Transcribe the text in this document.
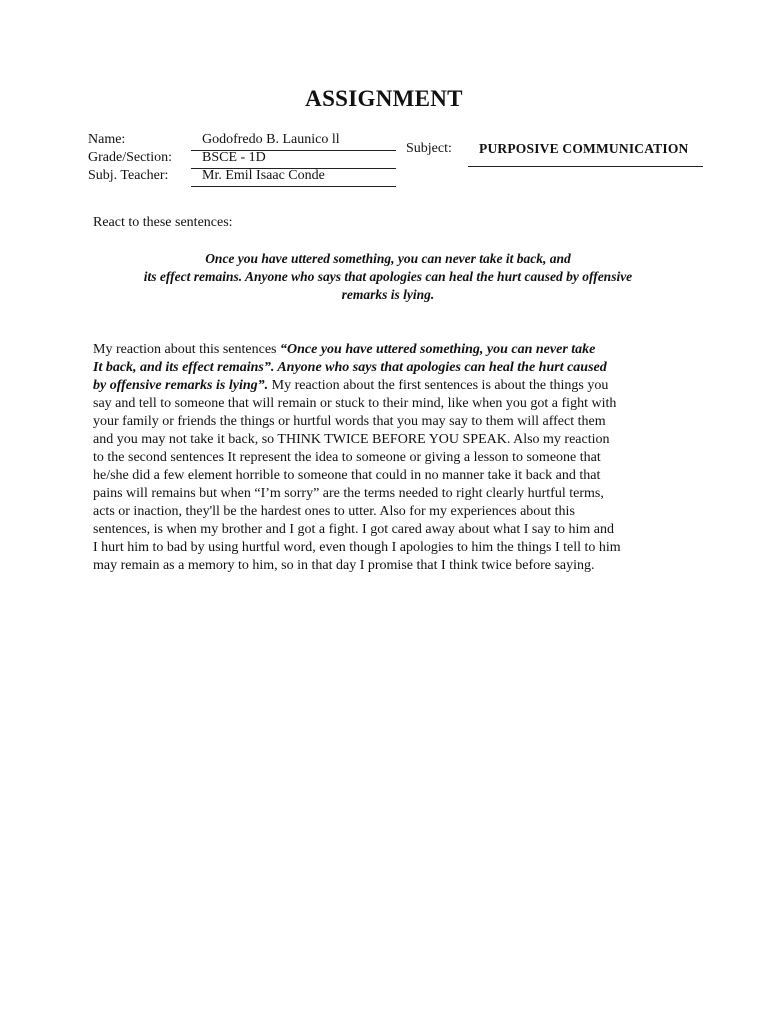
ASSIGNMENT
Name:	Godofredo B. Launico ll
Grade/Section: BSCE - 1D
Subj. Teacher: Mr. Emil Isaac Conde
Subject: PURPOSIVE COMMUNICATION
React to these sentences:
Once you have uttered something, you can never take it back, and
its effect remains. Anyone who says that apologies can heal the hurt caused by offensive
remarks is lying.
My reaction about this sentences “Once you have uttered something, you can never take
It back, and its effect remains”. Anyone who says that apologies can heal the hurt caused
by offensive remarks is lying”. My reaction about the first sentences is about the things you
say and tell to someone that will remain or stuck to their mind, like when you got a fight with
your family or friends the things or hurtful words that you may say to them will affect them
and you may not take it back, so THINK TWICE BEFORE YOU SPEAK. Also my reaction
to the second sentences It represent the idea to someone or giving a lesson to someone that
he/she did a few element horrible to someone that could in no manner take it back and that
pains will remains but when “I’m sorry” are the terms needed to right clearly hurtful terms,
acts or inaction, they'll be the hardest ones to utter. Also for my experiences about this
sentences, is when my brother and I got a fight. I got cared away about what I say to him and
I hurt him to bad by using hurtful word, even though I apologies to him the things I tell to him
may remain as a memory to him, so in that day I promise that I think twice before saying.
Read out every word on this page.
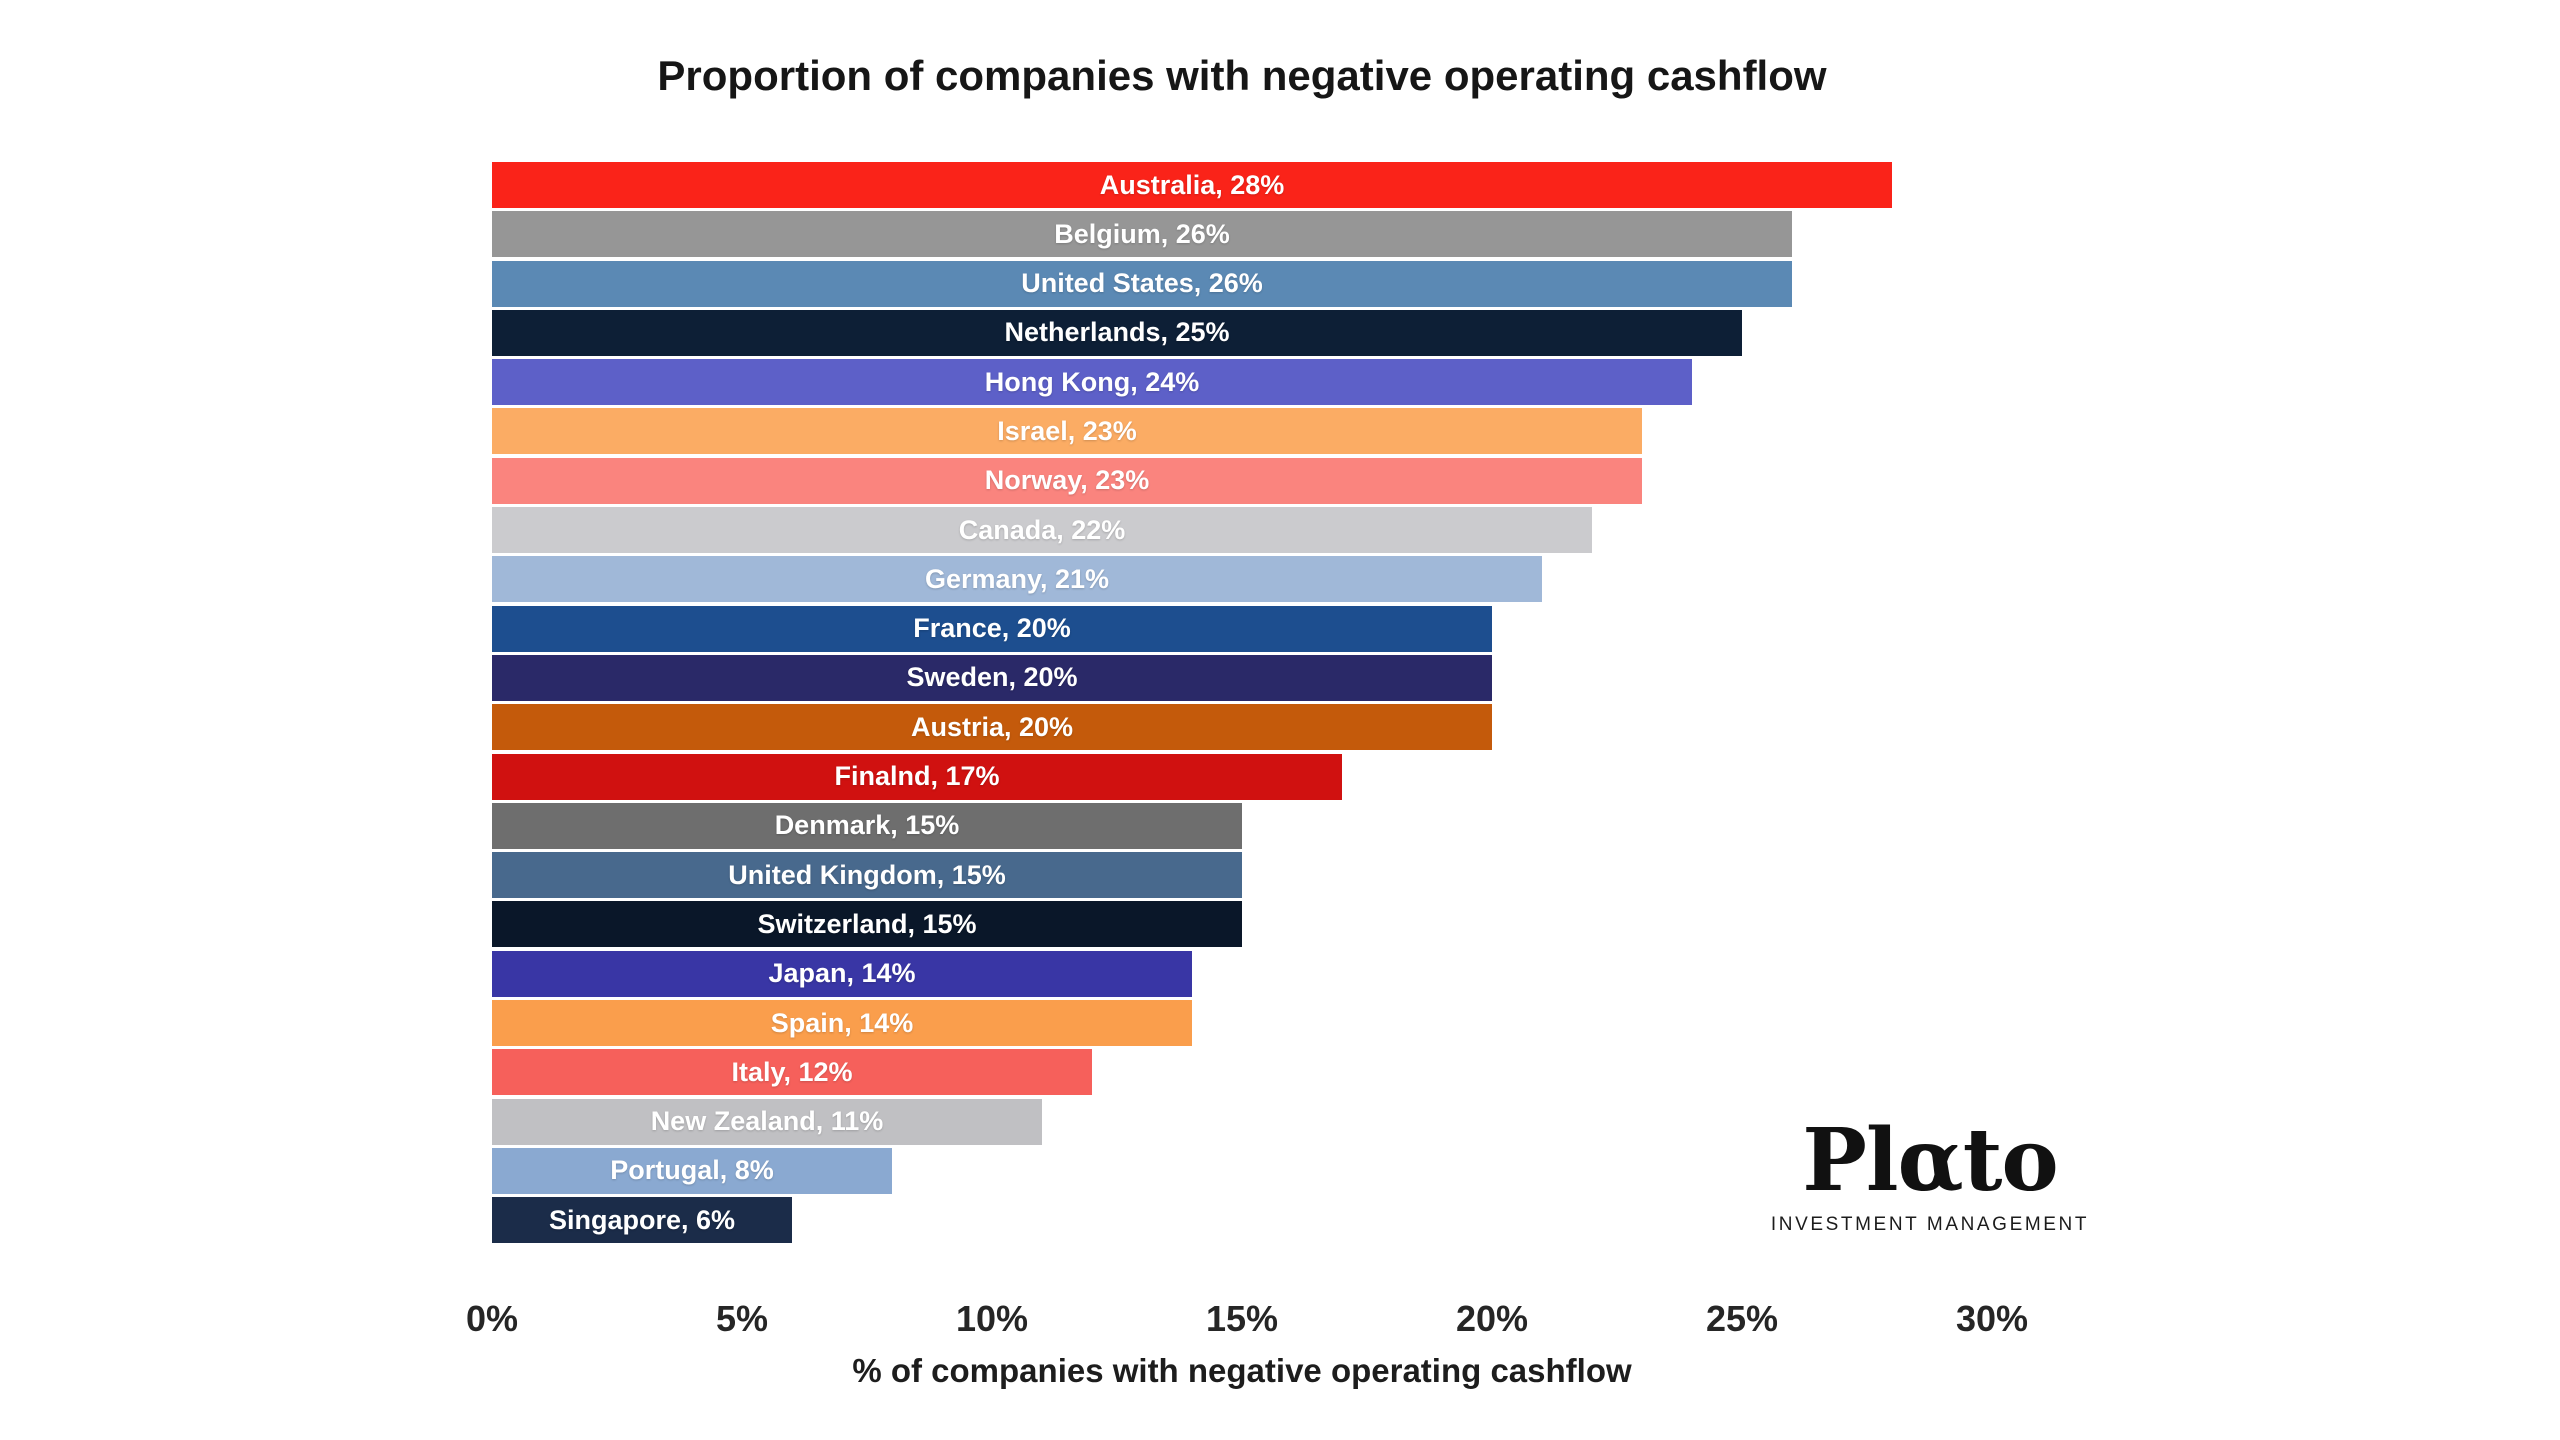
Proportion of companies with negative operating cashflow
Australia, 28%
Belgium, 26%
United States, 26%
Netherlands, 25%
Hong Kong, 24%
Israel, 23%
Norway, 23%
Canada, 22%
Germany, 21%
France, 20%
Sweden, 20%
Austria, 20%
Finalnd, 17%
Denmark, 15%
United Kingdom, 15%
Switzerland, 15%
Japan, 14%
Spain, 14%
Italy, 12%
New Zealand, 11%
Portugal, 8%
Singapore, 6%
0%	5%	10%	15%	20%	25%	30%
% of companies with negative operating cashflow
Plαto
INVESTMENT MANAGEMENT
----
* **PROBLEM**: Copy out every line from the material above in which the word "with" appears.

* **ANSWER TO THIS PROBLEM**:
say and tell to someone that will remain or stuck to their mind, like when you got a fight with
Proportion of companies with negative operating cashflow
% of companies with negative operating cashflow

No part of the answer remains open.